WHAT THE TASK REQUIRES:
List all the lines in these records that hold "with".

(Dataset items)

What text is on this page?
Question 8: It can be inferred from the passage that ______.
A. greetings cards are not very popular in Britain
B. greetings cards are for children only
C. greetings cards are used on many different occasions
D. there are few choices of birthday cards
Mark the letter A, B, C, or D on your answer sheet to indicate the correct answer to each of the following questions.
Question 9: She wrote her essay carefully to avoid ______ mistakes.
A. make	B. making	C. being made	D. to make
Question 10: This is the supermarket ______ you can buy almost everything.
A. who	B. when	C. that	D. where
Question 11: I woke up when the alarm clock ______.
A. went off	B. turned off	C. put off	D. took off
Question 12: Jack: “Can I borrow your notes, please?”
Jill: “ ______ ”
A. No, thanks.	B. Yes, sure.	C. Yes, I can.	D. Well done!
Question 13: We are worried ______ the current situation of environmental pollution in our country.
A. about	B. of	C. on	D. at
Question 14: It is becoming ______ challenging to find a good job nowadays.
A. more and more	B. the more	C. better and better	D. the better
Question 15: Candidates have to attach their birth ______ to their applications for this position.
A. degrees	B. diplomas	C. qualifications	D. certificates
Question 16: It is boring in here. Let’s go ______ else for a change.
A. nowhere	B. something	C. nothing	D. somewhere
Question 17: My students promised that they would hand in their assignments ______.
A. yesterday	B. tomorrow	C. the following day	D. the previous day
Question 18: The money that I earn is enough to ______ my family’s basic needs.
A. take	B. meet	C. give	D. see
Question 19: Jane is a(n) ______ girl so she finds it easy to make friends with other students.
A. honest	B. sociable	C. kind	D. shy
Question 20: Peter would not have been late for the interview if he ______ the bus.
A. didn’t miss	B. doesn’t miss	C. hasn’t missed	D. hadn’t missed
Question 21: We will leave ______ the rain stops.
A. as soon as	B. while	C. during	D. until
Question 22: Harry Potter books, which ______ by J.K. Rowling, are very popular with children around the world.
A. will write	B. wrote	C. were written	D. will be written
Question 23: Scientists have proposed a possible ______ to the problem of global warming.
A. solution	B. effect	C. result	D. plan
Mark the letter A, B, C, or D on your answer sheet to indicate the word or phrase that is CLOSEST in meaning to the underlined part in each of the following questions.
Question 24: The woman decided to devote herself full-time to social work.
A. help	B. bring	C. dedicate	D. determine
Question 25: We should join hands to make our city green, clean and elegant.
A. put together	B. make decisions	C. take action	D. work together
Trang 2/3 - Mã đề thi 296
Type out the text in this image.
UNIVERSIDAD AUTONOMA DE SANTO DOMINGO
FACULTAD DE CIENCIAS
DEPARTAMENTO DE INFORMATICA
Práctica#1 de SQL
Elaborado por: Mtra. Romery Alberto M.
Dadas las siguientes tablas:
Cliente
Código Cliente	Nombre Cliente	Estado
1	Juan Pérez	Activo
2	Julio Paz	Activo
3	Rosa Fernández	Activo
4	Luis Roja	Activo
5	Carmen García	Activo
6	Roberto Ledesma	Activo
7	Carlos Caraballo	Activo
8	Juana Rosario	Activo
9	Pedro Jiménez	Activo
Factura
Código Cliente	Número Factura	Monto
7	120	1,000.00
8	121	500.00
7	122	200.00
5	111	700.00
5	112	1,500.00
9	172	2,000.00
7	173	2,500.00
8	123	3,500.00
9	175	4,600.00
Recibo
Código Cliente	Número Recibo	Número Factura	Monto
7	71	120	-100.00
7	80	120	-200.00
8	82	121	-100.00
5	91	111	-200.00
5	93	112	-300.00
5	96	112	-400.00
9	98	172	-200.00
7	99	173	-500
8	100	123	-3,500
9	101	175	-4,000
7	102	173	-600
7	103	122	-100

TASK SOLUTION:
Question 19: Jane is a(n) ______ girl so she finds it easy to make friends with other students.
Question 22: Harry Potter books, which ______ by J.K. Rowling, are very popular with children around the world.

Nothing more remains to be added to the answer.